Selected excerpt START

Final Project: Holocaust Memory Online

Holocaust Memory Online

For my final project I created a blog titled “Holocaust Memory Online.” I originally wanted to write a research paper, but there were not enough sources to do that successfully. For this project I looked at TikTok accounts from four different Holocuast memorial institutions/sites, Neuengamme, Mauthausen, Bergen-Belsen, and Dachau. For my blog I wrote a total of six posts, and introduction, one post for each account, and a conclusion post. In the posts dedicated to each site I did a close reading of two TikTok videos and an introduction to the site and the people who make the videos. Overall it was a really interesting project and I learned a lot about these different sites from their videos! 

    Hopefully this project can be a helpful resource for people interested in Holocaust history, public history, or digital history! I think creating TikTok accounts for these memorial sites was a great tool during Covid-19 when visitors were not able to visit. I am curious to see if and how they continue to make TikToks. I also hope that people continue to study TikTok as an educational tool for historians and sharing history in general!

Selected excerpt END
Material supplied START

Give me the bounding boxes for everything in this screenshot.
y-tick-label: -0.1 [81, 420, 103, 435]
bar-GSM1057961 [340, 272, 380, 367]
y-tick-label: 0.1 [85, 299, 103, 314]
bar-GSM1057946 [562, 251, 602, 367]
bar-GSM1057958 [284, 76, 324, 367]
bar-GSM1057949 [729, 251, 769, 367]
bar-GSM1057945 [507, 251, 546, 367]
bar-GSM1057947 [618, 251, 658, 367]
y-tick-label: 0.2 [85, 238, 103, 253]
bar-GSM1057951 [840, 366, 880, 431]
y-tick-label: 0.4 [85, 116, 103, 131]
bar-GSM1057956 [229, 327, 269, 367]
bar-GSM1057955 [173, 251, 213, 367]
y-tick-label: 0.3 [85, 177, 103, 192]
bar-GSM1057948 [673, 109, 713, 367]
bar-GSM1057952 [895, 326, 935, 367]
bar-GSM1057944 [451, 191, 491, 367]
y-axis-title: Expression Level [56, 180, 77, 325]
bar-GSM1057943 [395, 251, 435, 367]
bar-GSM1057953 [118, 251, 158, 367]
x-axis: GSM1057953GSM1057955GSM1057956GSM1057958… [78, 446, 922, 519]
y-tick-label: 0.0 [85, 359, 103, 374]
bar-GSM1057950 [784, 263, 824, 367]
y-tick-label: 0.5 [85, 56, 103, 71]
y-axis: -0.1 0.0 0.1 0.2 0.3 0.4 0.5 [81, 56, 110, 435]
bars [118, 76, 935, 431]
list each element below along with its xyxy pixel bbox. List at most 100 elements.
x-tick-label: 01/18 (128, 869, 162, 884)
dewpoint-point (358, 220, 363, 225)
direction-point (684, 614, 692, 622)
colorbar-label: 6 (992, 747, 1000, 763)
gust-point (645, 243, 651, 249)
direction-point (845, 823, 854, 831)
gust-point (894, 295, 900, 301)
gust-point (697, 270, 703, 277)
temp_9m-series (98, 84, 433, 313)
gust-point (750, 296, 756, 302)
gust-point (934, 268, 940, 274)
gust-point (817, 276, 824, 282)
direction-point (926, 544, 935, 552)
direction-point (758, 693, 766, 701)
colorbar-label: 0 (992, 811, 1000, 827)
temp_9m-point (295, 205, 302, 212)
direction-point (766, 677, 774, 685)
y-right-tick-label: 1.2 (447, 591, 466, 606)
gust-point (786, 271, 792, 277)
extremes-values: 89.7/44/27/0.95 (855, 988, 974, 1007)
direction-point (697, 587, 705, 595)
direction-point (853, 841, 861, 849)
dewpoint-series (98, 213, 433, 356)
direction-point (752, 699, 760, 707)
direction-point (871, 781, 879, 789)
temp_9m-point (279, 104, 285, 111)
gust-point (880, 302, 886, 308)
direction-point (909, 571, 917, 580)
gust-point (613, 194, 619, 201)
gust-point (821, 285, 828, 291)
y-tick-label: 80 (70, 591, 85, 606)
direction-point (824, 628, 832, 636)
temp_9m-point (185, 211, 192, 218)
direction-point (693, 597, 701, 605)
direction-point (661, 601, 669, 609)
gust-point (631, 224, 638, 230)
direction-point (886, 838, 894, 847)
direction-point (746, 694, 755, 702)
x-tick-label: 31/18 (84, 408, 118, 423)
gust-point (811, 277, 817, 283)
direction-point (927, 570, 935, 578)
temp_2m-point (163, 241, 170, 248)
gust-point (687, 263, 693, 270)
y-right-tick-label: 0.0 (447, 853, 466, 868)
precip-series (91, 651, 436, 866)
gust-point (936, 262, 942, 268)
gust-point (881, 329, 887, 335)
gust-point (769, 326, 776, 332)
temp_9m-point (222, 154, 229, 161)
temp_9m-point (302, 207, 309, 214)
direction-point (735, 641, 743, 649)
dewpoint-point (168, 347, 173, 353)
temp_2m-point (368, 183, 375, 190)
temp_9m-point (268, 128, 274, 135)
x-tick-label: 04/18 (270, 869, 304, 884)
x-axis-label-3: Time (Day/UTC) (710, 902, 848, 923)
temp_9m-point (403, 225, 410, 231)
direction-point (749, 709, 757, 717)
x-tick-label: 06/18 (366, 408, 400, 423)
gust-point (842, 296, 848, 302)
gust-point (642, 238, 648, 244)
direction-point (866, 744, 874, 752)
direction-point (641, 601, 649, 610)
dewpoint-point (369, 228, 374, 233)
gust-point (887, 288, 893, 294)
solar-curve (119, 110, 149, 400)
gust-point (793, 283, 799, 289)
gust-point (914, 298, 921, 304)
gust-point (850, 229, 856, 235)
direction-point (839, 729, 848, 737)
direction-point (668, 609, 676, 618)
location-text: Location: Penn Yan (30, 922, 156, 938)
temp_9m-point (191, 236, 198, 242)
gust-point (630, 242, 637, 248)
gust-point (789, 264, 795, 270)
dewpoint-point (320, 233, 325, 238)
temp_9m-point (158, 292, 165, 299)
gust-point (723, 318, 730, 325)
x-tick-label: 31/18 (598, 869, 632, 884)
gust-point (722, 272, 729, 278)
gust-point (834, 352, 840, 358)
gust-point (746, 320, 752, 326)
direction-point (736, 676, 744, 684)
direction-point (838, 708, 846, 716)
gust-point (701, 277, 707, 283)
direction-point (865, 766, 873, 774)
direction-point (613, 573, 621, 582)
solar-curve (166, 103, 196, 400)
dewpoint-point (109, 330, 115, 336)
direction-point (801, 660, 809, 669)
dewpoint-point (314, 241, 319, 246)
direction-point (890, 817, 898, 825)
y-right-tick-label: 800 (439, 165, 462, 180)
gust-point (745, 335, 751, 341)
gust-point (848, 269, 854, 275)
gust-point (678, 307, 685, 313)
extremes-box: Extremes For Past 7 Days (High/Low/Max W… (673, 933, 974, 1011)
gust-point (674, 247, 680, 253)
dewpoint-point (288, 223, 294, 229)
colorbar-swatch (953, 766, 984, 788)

Material supplied END

### What you should do
Copy the project description starting at "Hopefully this project" and ending at "history in general!", but swap "Covid-19" for "the pandemic".

### Exercise result
Hopefully this project can be a helpful resource for people interested in Holocaust history, public history, or digital history! I think creating TikTok accounts for these memorial sites was a great tool during the pandemic when visitors were not able to visit. I am curious to see if and how they continue to make TikToks. I also hope that people continue to study TikTok as an educational tool for historians and sharing history in general!